[START]
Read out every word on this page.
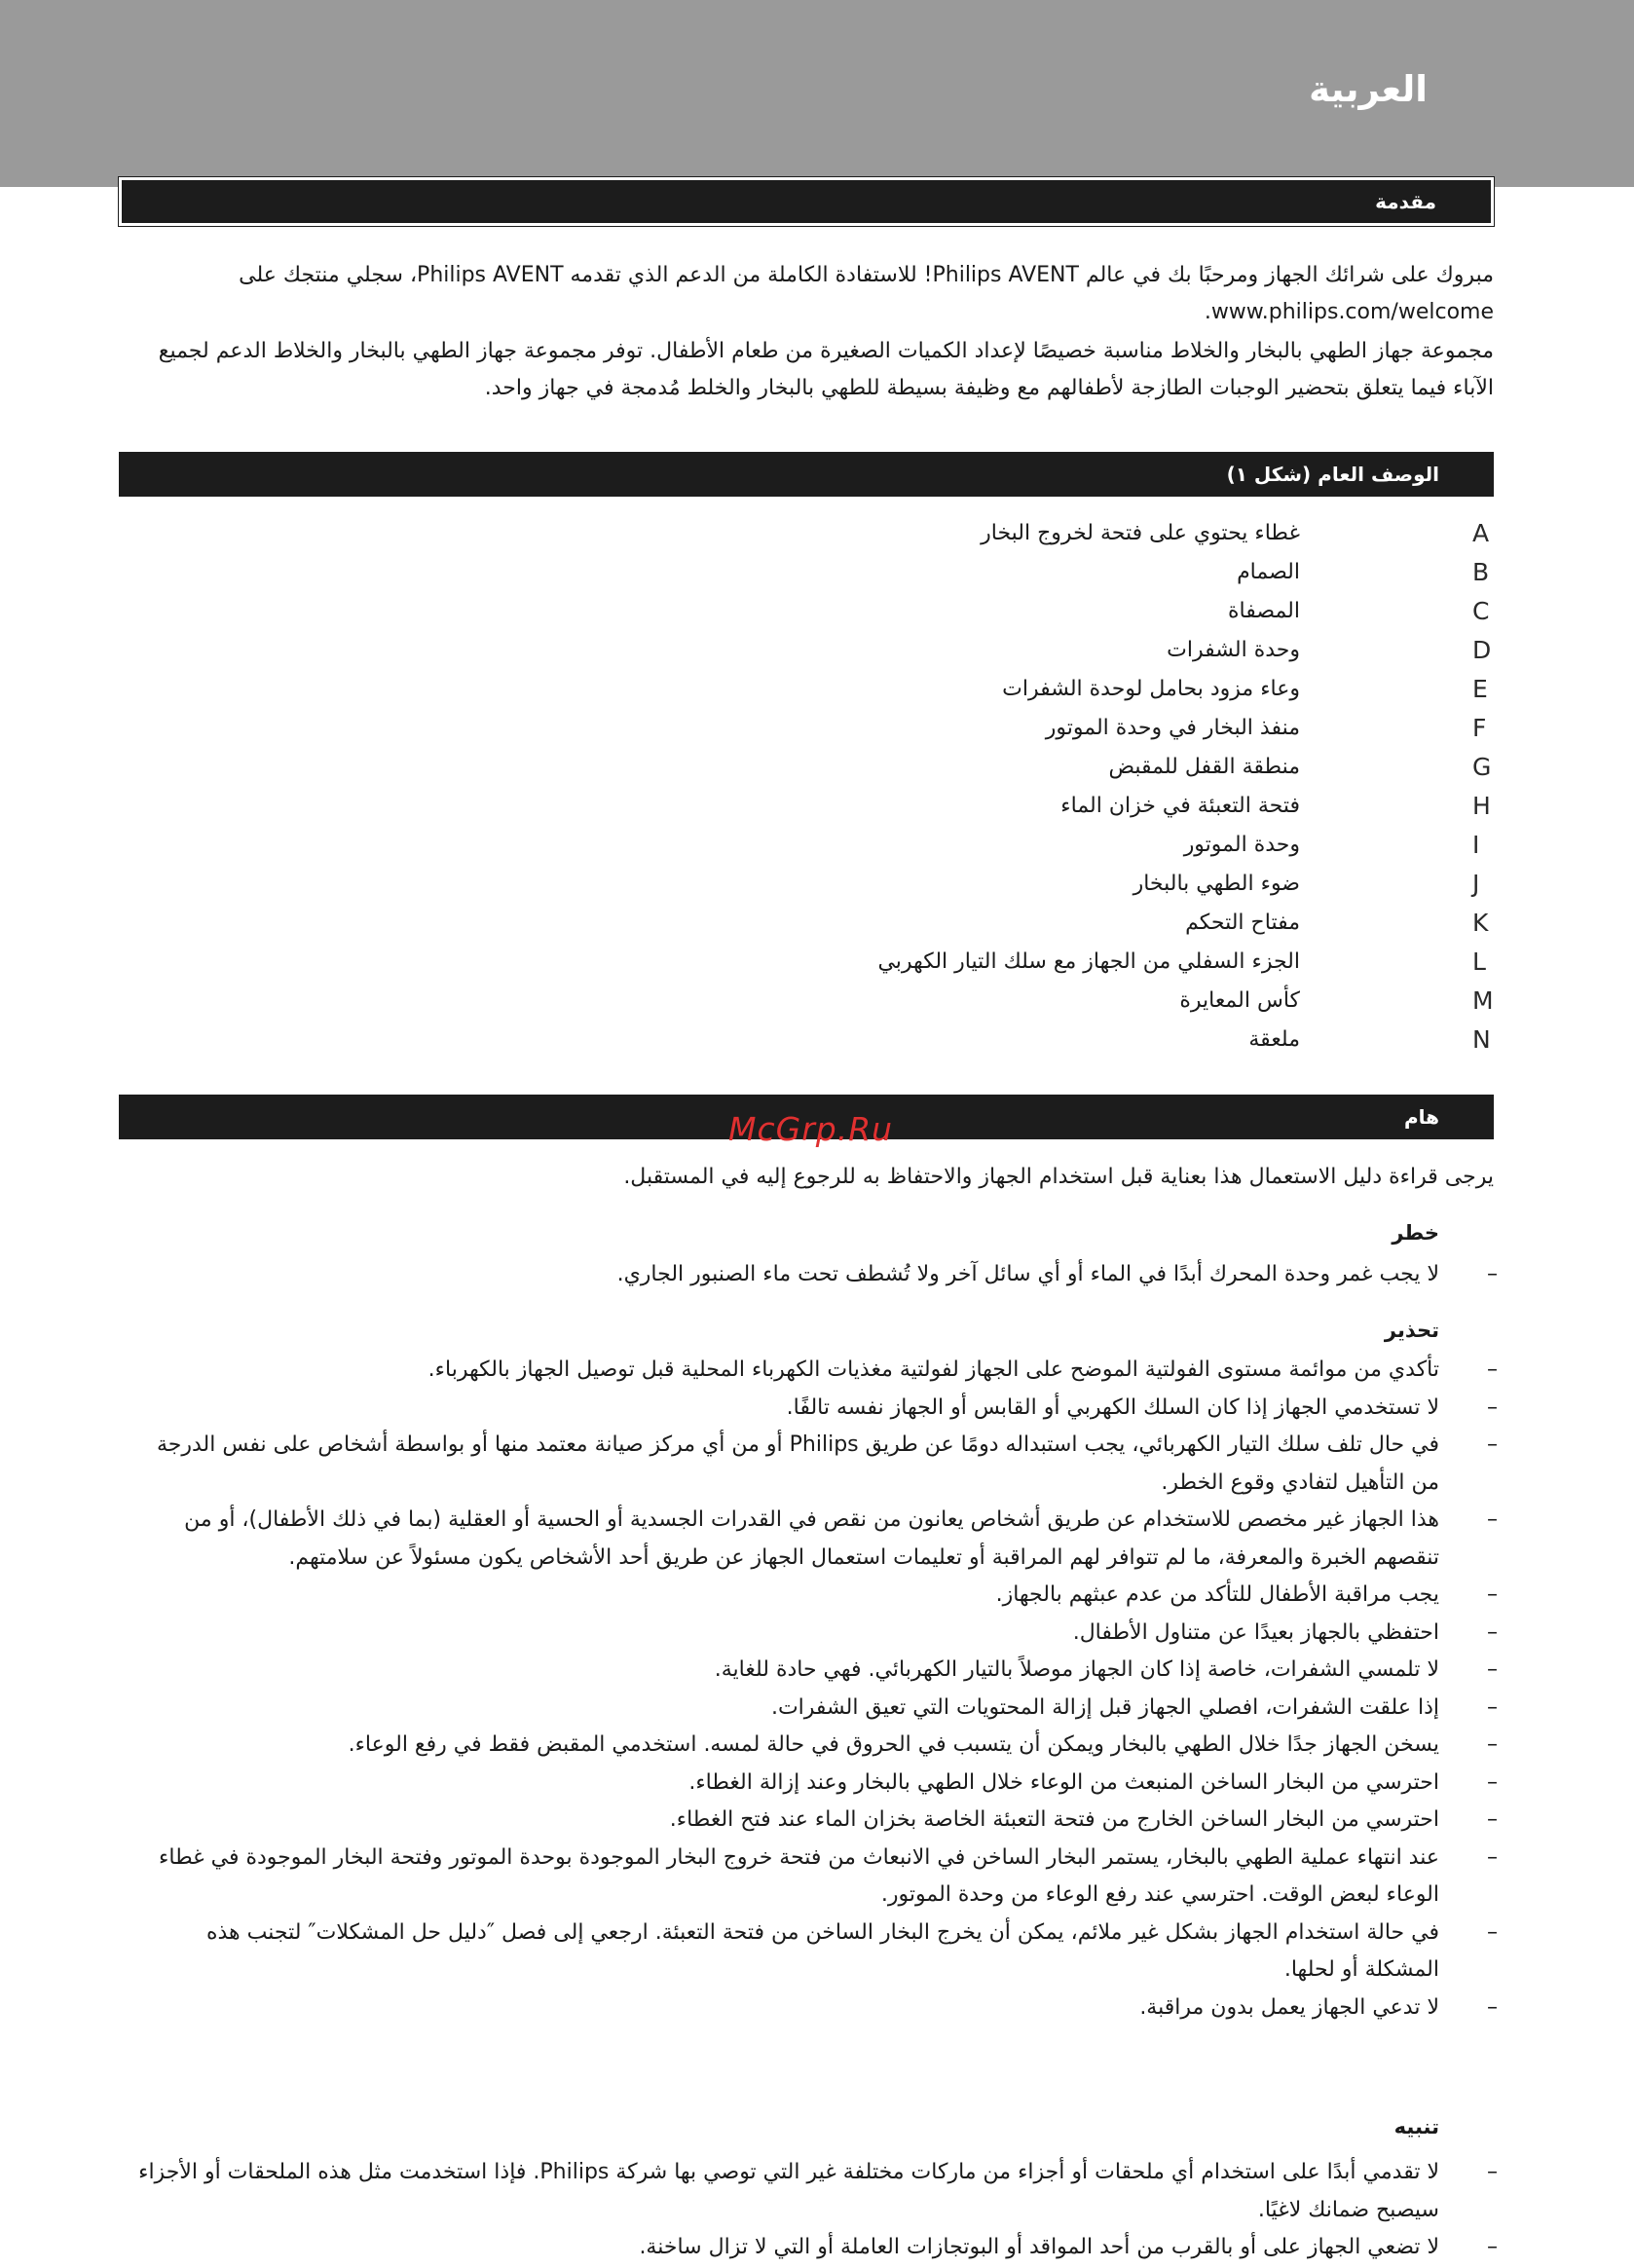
العربية
مقدمة
مبروك على شرائك الجهاز ومرحبًا بك في عالم Philips AVENT! للاستفادة الكاملة من الدعم الذي تقدمه Philips AVENT، سجلي منتجك على www.philips.com/welcome.
مجموعة جهاز الطهي بالبخار والخلاط مناسبة خصيصًا لإعداد الكميات الصغيرة من طعام الأطفال. توفر مجموعة جهاز الطهي بالبخار والخلاط الدعم لجميع الآباء فيما يتعلق بتحضير الوجبات الطازجة لأطفالهم مع وظيفة بسيطة للطهي بالبخار والخلط مُدمجة في جهاز واحد.
الوصف العام (شكل ١)
A
غطاء يحتوي على فتحة لخروج البخار
B
الصمام
C
المصفاة
D
وحدة الشفرات
E
وعاء مزود بحامل لوحدة الشفرات
F
منفذ البخار في وحدة الموتور
G
منطقة القفل للمقبض
H
فتحة التعبئة في خزان الماء
I
وحدة الموتور
J
ضوء الطهي بالبخار
K
مفتاح التحكم
L
الجزء السفلي من الجهاز مع سلك التيار الكهربي
M
كأس المعايرة
N
ملعقة
هام
McGrp.Ru
يرجى قراءة دليل الاستعمال هذا بعناية قبل استخدام الجهاز والاحتفاظ به للرجوع إليه في المستقبل.
خطر
–
لا يجب غمر وحدة المحرك أبدًا في الماء أو أي سائل آخر ولا تُشطف تحت ماء الصنبور الجاري.
تحذير
–
تأكدي من موائمة مستوى الفولتية الموضح على الجهاز لفولتية مغذيات الكهرباء المحلية قبل توصيل الجهاز بالكهرباء.
–
لا تستخدمي الجهاز إذا كان السلك الكهربي أو القابس أو الجهاز نفسه تالفًا.
–
في حال تلف سلك التيار الكهربائي، يجب استبداله دومًا عن طريق Philips أو من أي مركز صيانة معتمد منها أو بواسطة أشخاص على نفس الدرجة من التأهيل لتفادي وقوع الخطر.
–
هذا الجهاز غير مخصص للاستخدام عن طريق أشخاص يعانون من نقص في القدرات الجسدية أو الحسية أو العقلية (بما في ذلك الأطفال)، أو من تنقصهم الخبرة والمعرفة، ما لم تتوافر لهم المراقبة أو تعليمات استعمال الجهاز عن طريق أحد الأشخاص يكون مسئولاً عن سلامتهم.
–
يجب مراقبة الأطفال للتأكد من عدم عبثهم بالجهاز.
–
احتفظي بالجهاز بعيدًا عن متناول الأطفال.
–
لا تلمسي الشفرات، خاصة إذا كان الجهاز موصلاً بالتيار الكهربائي. فهي حادة للغاية.
–
إذا علقت الشفرات، افصلي الجهاز قبل إزالة المحتويات التي تعيق الشفرات.
–
يسخن الجهاز جدًا خلال الطهي بالبخار ويمكن أن يتسبب في الحروق في حالة لمسه. استخدمي المقبض فقط في رفع الوعاء.
–
احترسي من البخار الساخن المنبعث من الوعاء خلال الطهي بالبخار وعند إزالة الغطاء.
–
احترسي من البخار الساخن الخارج من فتحة التعبئة الخاصة بخزان الماء عند فتح الغطاء.
–
عند انتهاء عملية الطهي بالبخار، يستمر البخار الساخن في الانبعاث من فتحة خروج البخار الموجودة بوحدة الموتور وفتحة البخار الموجودة في غطاء الوعاء لبعض الوقت. احترسي عند رفع الوعاء من وحدة الموتور.
–
في حالة استخدام الجهاز بشكل غير ملائم، يمكن أن يخرج البخار الساخن من فتحة التعبئة. ارجعي إلى فصل ″دليل حل المشكلات″ لتجنب هذه المشكلة أو لحلها.
–
لا تدعي الجهاز يعمل بدون مراقبة.
تنبيه
–
لا تقدمي أبدًا على استخدام أي ملحقات أو أجزاء من ماركات مختلفة غير التي توصي بها شركة Philips. فإذا استخدمت مثل هذه الملحقات أو الأجزاء سيصبح ضمانك لاغيًا.
–
لا تضعي الجهاز على أو بالقرب من أحد المواقد أو البوتجازات العاملة أو التي لا تزال ساخنة.
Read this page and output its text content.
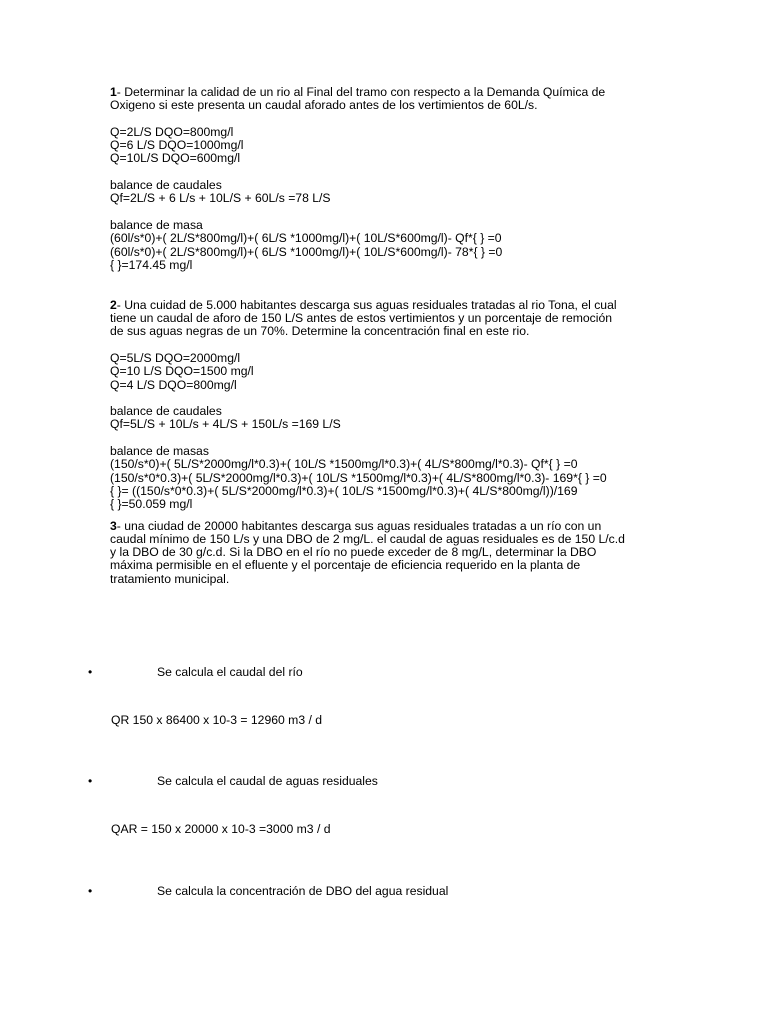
1- Determinar la calidad de un rio al Final del tramo con respecto a la Demanda Química de
Oxigeno si este presenta un caudal aforado antes de los vertimientos de 60L/s.
Q=2L/S DQO=800mg/l
Q=6 L/S DQO=1000mg/l
Q=10L/S DQO=600mg/l
balance de caudales
Qf=2L/S + 6 L/s + 10L/S + 60L/s =78 L/S
balance de masa
(60l/s*0)+( 2L/S*800mg/l)+( 6L/S *1000mg/l)+( 10L/S*600mg/l)- Qf*{ } =0
(60l/s*0)+( 2L/S*800mg/l)+( 6L/S *1000mg/l)+( 10L/S*600mg/l)- 78*{ } =0
{ }=174.45 mg/l
2- Una cuidad de 5.000 habitantes descarga sus aguas residuales tratadas al rio Tona, el cual
tiene un caudal de aforo de 150 L/S antes de estos vertimientos y un porcentaje de remoción
de sus aguas negras de un 70%. Determine la concentración final en este rio.
Q=5L/S DQO=2000mg/l
Q=10 L/S DQO=1500 mg/l
Q=4 L/S DQO=800mg/l
balance de caudales
Qf=5L/S + 10L/s + 4L/S + 150L/s =169 L/S
balance de masas
(150/s*0)+( 5L/S*2000mg/l*0.3)+( 10L/S *1500mg/l*0.3)+( 4L/S*800mg/l*0.3)- Qf*{ } =0
(150/s*0*0.3)+( 5L/S*2000mg/l*0.3)+( 10L/S *1500mg/l*0.3)+( 4L/S*800mg/l*0.3)- 169*{ } =0
{ }= ((150/s*0*0.3)+( 5L/S*2000mg/l*0.3)+( 10L/S *1500mg/l*0.3)+( 4L/S*800mg/l))/169
{ }=50.059 mg/l
3- una ciudad de 20000 habitantes descarga sus aguas residuales tratadas a un río con un
caudal mínimo de 150 L/s y una DBO de 2 mg/L. el caudal de aguas residuales es de 150 L/c.d
y la DBO de 30 g/c.d. Si la DBO en el río no puede exceder de 8 mg/L, determinar la DBO
máxima permisible en el efluente y el porcentaje de eficiencia requerido en la planta de
tratamiento municipal.
•	Se calcula el caudal del río
QR 150 x 86400 x 10-3 = 12960 m3 / d
•	Se calcula el caudal de aguas residuales
QAR = 150 x 20000 x 10-3 =3000 m3 / d
•	Se calcula la concentración de DBO del agua residual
[END]
## Task directions
Reproduce every entry exactly, but omit each picture.

## Exercise response
Read out every word on this page.
العربية
مقدمة
مبروك على شرائك الجهاز ومرحبًا بك في عالم Philips AVENT! للاستفادة الكاملة من الدعم الذي تقدمه Philips AVENT، سجلي منتجك على www.philips.com/welcome.
مجموعة جهاز الطهي بالبخار والخلاط مناسبة خصيصًا لإعداد الكميات الصغيرة من طعام الأطفال. توفر مجموعة جهاز الطهي بالبخار والخلاط الدعم لجميع الآباء فيما يتعلق بتحضير الوجبات الطازجة لأطفالهم مع وظيفة بسيطة للطهي بالبخار والخلط مُدمجة في جهاز واحد.
الوصف العام (شكل ١)
A
غطاء يحتوي على فتحة لخروج البخار
B
الصمام
C
المصفاة
D
وحدة الشفرات
E
وعاء مزود بحامل لوحدة الشفرات
F
منفذ البخار في وحدة الموتور
G
منطقة القفل للمقبض
H
فتحة التعبئة في خزان الماء
I
وحدة الموتور
J
ضوء الطهي بالبخار
K
مفتاح التحكم
L
الجزء السفلي من الجهاز مع سلك التيار الكهربي
M
كأس المعايرة
N
ملعقة
هام
McGrp.Ru
يرجى قراءة دليل الاستعمال هذا بعناية قبل استخدام الجهاز والاحتفاظ به للرجوع إليه في المستقبل.
خطر
–
لا يجب غمر وحدة المحرك أبدًا في الماء أو أي سائل آخر ولا تُشطف تحت ماء الصنبور الجاري.
تحذير
–
تأكدي من موائمة مستوى الفولتية الموضح على الجهاز لفولتية مغذيات الكهرباء المحلية قبل توصيل الجهاز بالكهرباء.
–
لا تستخدمي الجهاز إذا كان السلك الكهربي أو القابس أو الجهاز نفسه تالفًا.
–
في حال تلف سلك التيار الكهربائي، يجب استبداله دومًا عن طريق Philips أو من أي مركز صيانة معتمد منها أو بواسطة أشخاص على نفس الدرجة من التأهيل لتفادي وقوع الخطر.
–
هذا الجهاز غير مخصص للاستخدام عن طريق أشخاص يعانون من نقص في القدرات الجسدية أو الحسية أو العقلية (بما في ذلك الأطفال)، أو من تنقصهم الخبرة والمعرفة، ما لم تتوافر لهم المراقبة أو تعليمات استعمال الجهاز عن طريق أحد الأشخاص يكون مسئولاً عن سلامتهم.
–
يجب مراقبة الأطفال للتأكد من عدم عبثهم بالجهاز.
–
احتفظي بالجهاز بعيدًا عن متناول الأطفال.
–
لا تلمسي الشفرات، خاصة إذا كان الجهاز موصلاً بالتيار الكهربائي. فهي حادة للغاية.
–
إذا علقت الشفرات، افصلي الجهاز قبل إزالة المحتويات التي تعيق الشفرات.
–
يسخن الجهاز جدًا خلال الطهي بالبخار ويمكن أن يتسبب في الحروق في حالة لمسه. استخدمي المقبض فقط في رفع الوعاء.
–
احترسي من البخار الساخن المنبعث من الوعاء خلال الطهي بالبخار وعند إزالة الغطاء.
–
احترسي من البخار الساخن الخارج من فتحة التعبئة الخاصة بخزان الماء عند فتح الغطاء.
–
عند انتهاء عملية الطهي بالبخار، يستمر البخار الساخن في الانبعاث من فتحة خروج البخار الموجودة بوحدة الموتور وفتحة البخار الموجودة في غطاء الوعاء لبعض الوقت. احترسي عند رفع الوعاء من وحدة الموتور.
–
في حالة استخدام الجهاز بشكل غير ملائم، يمكن أن يخرج البخار الساخن من فتحة التعبئة. ارجعي إلى فصل ″دليل حل المشكلات″ لتجنب هذه المشكلة أو لحلها.
–
لا تدعي الجهاز يعمل بدون مراقبة.
تنبيه
–
لا تقدمي أبدًا على استخدام أي ملحقات أو أجزاء من ماركات مختلفة غير التي توصي بها شركة Philips. فإذا استخدمت مثل هذه الملحقات أو الأجزاء سيصبح ضمانك لاغيًا.
–
لا تضعي الجهاز على أو بالقرب من أحد المواقد أو البوتجازات العاملة أو التي لا تزال ساخنة.
Read this page and output its text content.
1- Determinar la calidad de un rio al Final del tramo con respecto a la Demanda Química de
Oxigeno si este presenta un caudal aforado antes de los vertimientos de 60L/s.
Q=2L/S DQO=800mg/l
Q=6 L/S DQO=1000mg/l
Q=10L/S DQO=600mg/l
balance de caudales
Qf=2L/S + 6 L/s + 10L/S + 60L/s =78 L/S
balance de masa
(60l/s*0)+( 2L/S*800mg/l)+( 6L/S *1000mg/l)+( 10L/S*600mg/l)- Qf*{ } =0
(60l/s*0)+( 2L/S*800mg/l)+( 6L/S *1000mg/l)+( 10L/S*600mg/l)- 78*{ } =0
{ }=174.45 mg/l
2- Una cuidad de 5.000 habitantes descarga sus aguas residuales tratadas al rio Tona, el cual
tiene un caudal de aforo de 150 L/S antes de estos vertimientos y un porcentaje de remoción
de sus aguas negras de un 70%. Determine la concentración final en este rio.
Q=5L/S DQO=2000mg/l
Q=10 L/S DQO=1500 mg/l
Q=4 L/S DQO=800mg/l
balance de caudales
Qf=5L/S + 10L/s + 4L/S + 150L/s =169 L/S
balance de masas
(150/s*0)+( 5L/S*2000mg/l*0.3)+( 10L/S *1500mg/l*0.3)+( 4L/S*800mg/l*0.3)- Qf*{ } =0
(150/s*0*0.3)+( 5L/S*2000mg/l*0.3)+( 10L/S *1500mg/l*0.3)+( 4L/S*800mg/l*0.3)- 169*{ } =0
{ }= ((150/s*0*0.3)+( 5L/S*2000mg/l*0.3)+( 10L/S *1500mg/l*0.3)+( 4L/S*800mg/l))/169
{ }=50.059 mg/l
3- una ciudad de 20000 habitantes descarga sus aguas residuales tratadas a un río con un
caudal mínimo de 150 L/s y una DBO de 2 mg/L. el caudal de aguas residuales es de 150 L/c.d
y la DBO de 30 g/c.d. Si la DBO en el río no puede exceder de 8 mg/L, determinar la DBO
máxima permisible en el efluente y el porcentaje de eficiencia requerido en la planta de
tratamiento municipal.
•	Se calcula el caudal del río
QR 150 x 86400 x 10-3 = 12960 m3 / d
•	Se calcula el caudal de aguas residuales
QAR = 150 x 20000 x 10-3 =3000 m3 / d
•	Se calcula la concentración de DBO del agua residual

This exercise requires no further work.